CONSIGNE ÉCRITE >> Mettez toutes les données suivantes sous forme de tableau Markdown à deux colonnes, « Numéro » et « Ligne de données », avec une rangée par ligne et sans les lignes vides. Laissez les images hors de la réponse.

(Listes de zones annotées)
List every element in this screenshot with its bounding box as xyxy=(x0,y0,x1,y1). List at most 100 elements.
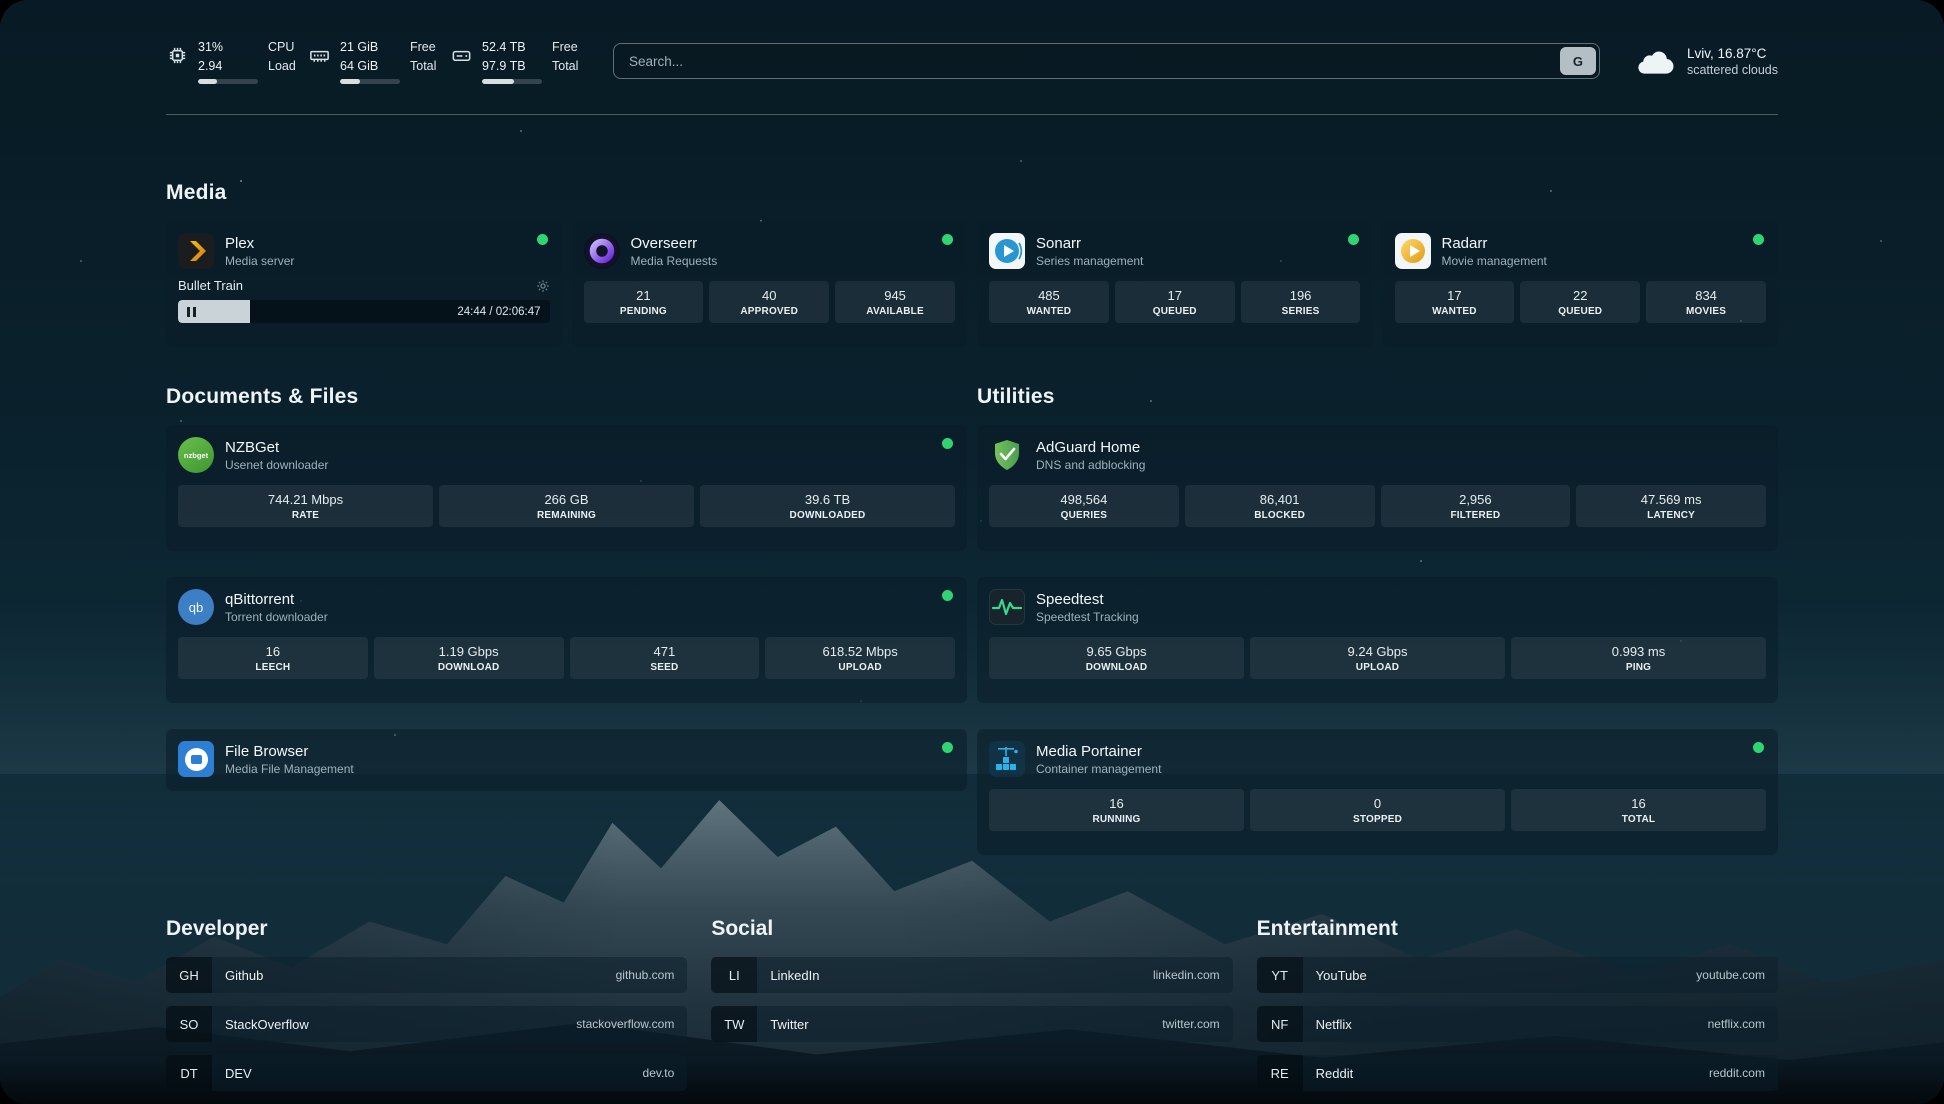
bookmarks-developer: Developer GH Github github.com SO StackO… xyxy=(166,917,687,1104)
now-playing-row: Bullet Train xyxy=(178,278,550,293)
stats-row: 16RUNNING 0STOPPED 16TOTAL xyxy=(989,789,1766,831)
service-name: Speedtest xyxy=(1036,591,1139,608)
bookmark-twitter[interactable]: TW Twitter twitter.com xyxy=(711,1006,1232,1042)
card-header: Overseerr Media Requests xyxy=(584,233,956,269)
stat-upload: 618.52 MbpsUPLOAD xyxy=(765,637,955,679)
bookmarks-title-social: Social xyxy=(711,917,1232,941)
service-card-overseerr[interactable]: Overseerr Media Requests 21PENDING 40APP… xyxy=(572,221,968,347)
media-grid: Plex Media server Bullet Train 24:44 / 0… xyxy=(166,221,1778,347)
cpu-progress-fill xyxy=(198,79,217,84)
bookmark-abbr: SO xyxy=(166,1006,212,1042)
bookmark-dev[interactable]: DT DEV dev.to xyxy=(166,1055,687,1091)
qbittorrent-icon: qb xyxy=(178,589,214,625)
adguard-icon xyxy=(989,437,1025,473)
stats-row: 9.65 GbpsDOWNLOAD 9.24 GbpsUPLOAD 0.993 … xyxy=(989,637,1766,679)
utilities-column: Utilities AdGuard xyxy=(977,385,1778,855)
stat-remaining: 266 GBREMAINING xyxy=(439,485,694,527)
status-dot xyxy=(942,590,953,601)
service-description: DNS and adblocking xyxy=(1036,458,1145,472)
card-header: AdGuard Home DNS and adblocking xyxy=(989,437,1766,473)
dashboard-screen: 31% 2.94 CPU Load 21 Gi xyxy=(0,0,1944,1104)
memory-progress-fill xyxy=(340,79,360,84)
dashboard-content: 31% 2.94 CPU Load 21 Gi xyxy=(0,0,1944,1104)
bookmark-abbr: YT xyxy=(1257,957,1303,993)
bookmark-abbr: LI xyxy=(711,957,757,993)
bookmarks-title-developer: Developer xyxy=(166,917,687,941)
now-playing-title: Bullet Train xyxy=(178,278,243,293)
bookmark-name: Twitter xyxy=(770,1017,808,1032)
stat-downloaded: 39.6 TBDOWNLOADED xyxy=(700,485,955,527)
search-input[interactable] xyxy=(613,43,1600,79)
pause-icon[interactable] xyxy=(187,307,196,317)
card-header: qb qBittorrent Torrent downloader xyxy=(178,589,955,625)
bookmark-url: linkedin.com xyxy=(1153,968,1220,982)
portainer-icon xyxy=(989,741,1025,777)
stat-approved: 40APPROVED xyxy=(709,281,829,323)
card-header: Sonarr Series management xyxy=(989,233,1361,269)
playback-time: 24:44 / 02:06:47 xyxy=(457,306,540,318)
disk-icon xyxy=(450,44,473,67)
overseerr-icon xyxy=(584,233,620,269)
bookmark-netflix[interactable]: NF Netflix netflix.com xyxy=(1257,1006,1778,1042)
disk-free-label: Free xyxy=(552,38,578,56)
memory-free-value: 21 GiB xyxy=(340,38,400,56)
stat-filtered: 2,956FILTERED xyxy=(1381,485,1571,527)
gear-icon[interactable] xyxy=(536,279,550,293)
bookmark-github[interactable]: GH Github github.com xyxy=(166,957,687,993)
stat-queued: 17QUEUED xyxy=(1115,281,1235,323)
search-provider-button[interactable]: G xyxy=(1560,47,1596,75)
bookmark-abbr: DT xyxy=(166,1055,212,1091)
bookmark-url: twitter.com xyxy=(1162,1017,1219,1031)
status-dot xyxy=(1753,742,1764,753)
card-header: nzbget NZBGet Usenet downloader xyxy=(178,437,955,473)
section-title-media: Media xyxy=(166,181,1778,205)
status-dot xyxy=(1348,234,1359,245)
bookmark-reddit[interactable]: RE Reddit reddit.com xyxy=(1257,1055,1778,1091)
service-card-plex[interactable]: Plex Media server Bullet Train 24:44 / 0… xyxy=(166,221,562,347)
service-card-filebrowser[interactable]: File Browser Media File Management xyxy=(166,729,967,791)
status-dot xyxy=(537,234,548,245)
stat-running: 16RUNNING xyxy=(989,789,1244,831)
weather-widget: Lviv, 16.87°C scattered clouds xyxy=(1634,46,1778,77)
stat-download: 9.65 GbpsDOWNLOAD xyxy=(989,637,1244,679)
card-header: Media Portainer Container management xyxy=(989,741,1766,777)
bookmark-linkedin[interactable]: LI LinkedIn linkedin.com xyxy=(711,957,1232,993)
cpu-usage-value: 31% xyxy=(198,38,258,56)
stats-row: 498,564QUERIES 86,401BLOCKED 2,956FILTER… xyxy=(989,485,1766,527)
service-card-nzbget[interactable]: nzbget NZBGet Usenet downloader 744.21 M… xyxy=(166,425,967,551)
service-card-qbittorrent[interactable]: qb qBittorrent Torrent downloader 16LEEC… xyxy=(166,577,967,703)
stat-queries: 498,564QUERIES xyxy=(989,485,1179,527)
plex-icon xyxy=(178,233,214,269)
service-card-radarr[interactable]: Radarr Movie management 17WANTED 22QUEUE… xyxy=(1383,221,1779,347)
service-name: Sonarr xyxy=(1036,235,1143,252)
service-card-portainer[interactable]: Media Portainer Container management 16R… xyxy=(977,729,1778,855)
service-name: Radarr xyxy=(1442,235,1547,252)
service-card-sonarr[interactable]: Sonarr Series management 485WANTED 17QUE… xyxy=(977,221,1373,347)
disk-progress-bar xyxy=(482,79,542,84)
nzbget-icon: nzbget xyxy=(178,437,214,473)
stat-seed: 471SEED xyxy=(570,637,760,679)
cpu-load-value: 2.94 xyxy=(198,57,258,75)
bookmark-url: dev.to xyxy=(643,1066,675,1080)
bookmark-url: stackoverflow.com xyxy=(576,1017,674,1031)
stat-total: 16TOTAL xyxy=(1511,789,1766,831)
stat-series: 196SERIES xyxy=(1241,281,1361,323)
stat-blocked: 86,401BLOCKED xyxy=(1185,485,1375,527)
stat-pending: 21PENDING xyxy=(584,281,704,323)
bookmark-abbr: TW xyxy=(711,1006,757,1042)
memory-total-label: Total xyxy=(410,57,436,75)
search-bar: G xyxy=(613,43,1600,79)
status-dot xyxy=(1753,234,1764,245)
card-header: Radarr Movie management xyxy=(1395,233,1767,269)
cpu-load-label: Load xyxy=(268,57,296,75)
bookmark-stackoverflow[interactable]: SO StackOverflow stackoverflow.com xyxy=(166,1006,687,1042)
documents-column: Documents & Files nzbget NZBGet Usenet d… xyxy=(166,385,967,855)
weather-location: Lviv, 16.87°C xyxy=(1687,46,1778,61)
stats-row: 16LEECH 1.19 GbpsDOWNLOAD 471SEED 618.52… xyxy=(178,637,955,679)
bookmark-youtube[interactable]: YT YouTube youtube.com xyxy=(1257,957,1778,993)
service-card-speedtest[interactable]: Speedtest Speedtest Tracking 9.65 GbpsDO… xyxy=(977,577,1778,703)
service-description: Torrent downloader xyxy=(225,610,328,624)
now-playing-progress: 24:44 / 02:06:47 xyxy=(178,300,550,323)
bookmark-url: netflix.com xyxy=(1708,1017,1765,1031)
service-card-adguard[interactable]: AdGuard Home DNS and adblocking 498,564Q… xyxy=(977,425,1778,551)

RÉPONSE >>
| Numéro | Ligne de données |
|---|---|
| 1 | List every element in this screenshot with its bounding box as xyxy=(x0,y0,x1,y1). List at most 100 elements. |
| 2 | bookmarks-developer: Developer GH Github github.com SO StackO… xyxy=(166,917,687,1104) |
| 3 | now-playing-row: Bullet Train xyxy=(178,278,550,293) |
| 4 | stats-row: 16RUNNING 0STOPPED 16TOTAL xyxy=(989,789,1766,831) |
| 5 | service-name: Speedtest xyxy=(1036,591,1139,608) |
| 6 | bookmark-twitter[interactable]: TW Twitter twitter.com xyxy=(711,1006,1232,1042) |
| 7 | card-header: Overseerr Media Requests xyxy=(584,233,956,269) |
| 8 | stat-upload: 618.52 MbpsUPLOAD xyxy=(765,637,955,679) |
| 9 | bookmarks-title-social: Social xyxy=(711,917,1232,941) |
| 10 | service-card-overseerr[interactable]: Overseerr Media Requests 21PENDING 40APP… xyxy=(572,221,968,347) |
| 11 | media-grid: Plex Media server Bullet Train 24:44 / 0… xyxy=(166,221,1778,347) |
| 12 | cpu-progress-fill xyxy=(198,79,217,84) |
| 13 | bookmark-abbr: SO xyxy=(166,1006,212,1042) |
| 14 | bookmark-dev[interactable]: DT DEV dev.to xyxy=(166,1055,687,1091) |
| 15 | qbittorrent-icon: qb xyxy=(178,589,214,625) |
| 16 | adguard-icon xyxy=(989,437,1025,473) |
| 17 | stats-row: 9.65 GbpsDOWNLOAD 9.24 GbpsUPLOAD 0.993 … xyxy=(989,637,1766,679) |
| 18 | utilities-column: Utilities AdGuard xyxy=(977,385,1778,855) |
| 19 | stat-remaining: 266 GBREMAINING xyxy=(439,485,694,527) |
| 20 | status-dot xyxy=(942,590,953,601) |
| 21 | service-description: DNS and adblocking xyxy=(1036,458,1145,472) |
| 22 | card-header: AdGuard Home DNS and adblocking xyxy=(989,437,1766,473) |
| 23 | dashboard-screen: 31% 2.94 CPU Load 21 Gi xyxy=(0,0,1944,1104) |
| 24 | memory-progress-fill xyxy=(340,79,360,84) |
| 25 | dashboard-content: 31% 2.94 CPU Load 21 Gi xyxy=(0,0,1944,1104) |
| 26 | bookmark-abbr: YT xyxy=(1257,957,1303,993) |
| 27 | bookmark-abbr: LI xyxy=(711,957,757,993) |
| 28 | bookmarks-title-developer: Developer xyxy=(166,917,687,941) |
| 29 | now-playing-title: Bullet Train xyxy=(178,278,243,293) |
| 30 | bookmark-name: Twitter xyxy=(770,1017,808,1032) |
| 31 | stat-downloaded: 39.6 TBDOWNLOADED xyxy=(700,485,955,527) |
| 32 | search-input[interactable] xyxy=(613,43,1600,79) |
| 33 | pause-icon[interactable] xyxy=(187,307,196,317) |
| 34 | card-header: qb qBittorrent Torrent downloader xyxy=(178,589,955,625) |
| 35 | bookmark-url: linkedin.com xyxy=(1153,968,1220,982) |
| 36 | portainer-icon xyxy=(989,741,1025,777) |
| 37 | stat-approved: 40APPROVED xyxy=(709,281,829,323) |
| 38 | card-header: Sonarr Series management xyxy=(989,233,1361,269) |
| 39 | playback-time: 24:44 / 02:06:47 xyxy=(457,306,540,318) |
| 40 | disk-icon xyxy=(450,44,473,67) |
| 41 | overseerr-icon xyxy=(584,233,620,269) |
| 42 | bookmark-netflix[interactable]: NF Netflix netflix.com xyxy=(1257,1006,1778,1042) |
| 43 | disk-free-label: Free xyxy=(552,38,578,56) |
| 44 | memory-free-value: 21 GiB xyxy=(340,38,400,56) |
| 45 | stat-filtered: 2,956FILTERED xyxy=(1381,485,1571,527) |
| 46 | gear-icon[interactable] xyxy=(536,279,550,293) |
| 47 | bookmark-github[interactable]: GH Github github.com xyxy=(166,957,687,993) |
| 48 | stat-queued: 17QUEUED xyxy=(1115,281,1235,323) |
| 49 | search-provider-button[interactable]: G xyxy=(1560,47,1596,75) |
| 50 | bookmark-abbr: DT xyxy=(166,1055,212,1091) |
| 51 | bookmark-url: twitter.com xyxy=(1162,1017,1219,1031) |
| 52 | status-dot xyxy=(1753,742,1764,753) |
| 53 | card-header: nzbget NZBGet Usenet downloader xyxy=(178,437,955,473) |
| 54 | section-title-media: Media xyxy=(166,181,1778,205) |
| 55 | status-dot xyxy=(1348,234,1359,245) |
| 56 | bookmark-reddit[interactable]: RE Reddit reddit.com xyxy=(1257,1055,1778,1091) |
| 57 | service-card-plex[interactable]: Plex Media server Bullet Train 24:44 / 0… xyxy=(166,221,562,347) |
| 58 | service-card-filebrowser[interactable]: File Browser Media File Management xyxy=(166,729,967,791) |
| 59 | status-dot xyxy=(537,234,548,245) |
| 60 | stat-running: 16RUNNING xyxy=(989,789,1244,831) |
| 61 | weather-widget: Lviv, 16.87°C scattered clouds xyxy=(1634,46,1778,77) |
| 62 | stat-download: 9.65 GbpsDOWNLOAD xyxy=(989,637,1244,679) |
| 63 | card-header: Media Portainer Container management xyxy=(989,741,1766,777) |
| 64 | bookmark-linkedin[interactable]: LI LinkedIn linkedin.com xyxy=(711,957,1232,993) |
| 65 | cpu-usage-value: 31% xyxy=(198,38,258,56) |
| 66 | stats-row: 498,564QUERIES 86,401BLOCKED 2,956FILTER… xyxy=(989,485,1766,527) |
| 67 | service-card-nzbget[interactable]: nzbget NZBGet Usenet downloader 744.21 M… xyxy=(166,425,967,551) |
| 68 | service-card-qbittorrent[interactable]: qb qBittorrent Torrent downloader 16LEEC… xyxy=(166,577,967,703) |
| 69 | stat-queries: 498,564QUERIES xyxy=(989,485,1179,527) |
| 70 | plex-icon xyxy=(178,233,214,269) |
| 71 | service-card-radarr[interactable]: Radarr Movie management 17WANTED 22QUEUE… xyxy=(1383,221,1779,347) |
| 72 | service-name: Sonarr xyxy=(1036,235,1143,252) |
| 73 | service-card-portainer[interactable]: Media Portainer Container management 16R… xyxy=(977,729,1778,855) |
| 74 | service-name: Radarr xyxy=(1442,235,1547,252) |
| 75 | service-card-sonarr[interactable]: Sonarr Series management 485WANTED 17QUE… xyxy=(977,221,1373,347) |
| 76 | disk-progress-bar xyxy=(482,79,542,84) |
| 77 | nzbget-icon: nzbget xyxy=(178,437,214,473) |
| 78 | stat-seed: 471SEED xyxy=(570,637,760,679) |
| 79 | cpu-load-value: 2.94 xyxy=(198,57,258,75) |
| 80 | bookmark-url: dev.to xyxy=(643,1066,675,1080) |
| 81 | bookmark-url: stackoverflow.com xyxy=(576,1017,674,1031) |
| 82 | stat-total: 16TOTAL xyxy=(1511,789,1766,831) |
| 83 | stat-series: 196SERIES xyxy=(1241,281,1361,323) |
| 84 | stat-blocked: 86,401BLOCKED xyxy=(1185,485,1375,527) |
| 85 | stat-pending: 21PENDING xyxy=(584,281,704,323) |
| 86 | bookmark-abbr: TW xyxy=(711,1006,757,1042) |
| 87 | memory-total-label: Total xyxy=(410,57,436,75) |
| 88 | search-bar: G xyxy=(613,43,1600,79) |
| 89 | status-dot xyxy=(1753,234,1764,245) |
| 90 | card-header: Radarr Movie management xyxy=(1395,233,1767,269) |
| 91 | cpu-load-label: Load xyxy=(268,57,296,75) |
| 92 | bookmark-stackoverflow[interactable]: SO StackOverflow stackoverflow.com xyxy=(166,1006,687,1042) |
| 93 | documents-column: Documents & Files nzbget NZBGet Usenet d… xyxy=(166,385,967,855) |
| 94 | weather-location: Lviv, 16.87°C xyxy=(1687,46,1778,61) |
| 95 | stats-row: 16LEECH 1.19 GbpsDOWNLOAD 471SEED 618.52… xyxy=(178,637,955,679) |
| 96 | bookmark-youtube[interactable]: YT YouTube youtube.com xyxy=(1257,957,1778,993) |
| 97 | service-card-speedtest[interactable]: Speedtest Speedtest Tracking 9.65 GbpsDO… xyxy=(977,577,1778,703) |
| 98 | service-description: Torrent downloader xyxy=(225,610,328,624) |
| 99 | now-playing-progress: 24:44 / 02:06:47 xyxy=(178,300,550,323) |
| 100 | bookmark-url: netflix.com xyxy=(1708,1017,1765,1031) |
| 101 | service-card-adguard[interactable]: AdGuard Home DNS and adblocking 498,564Q… xyxy=(977,425,1778,551) |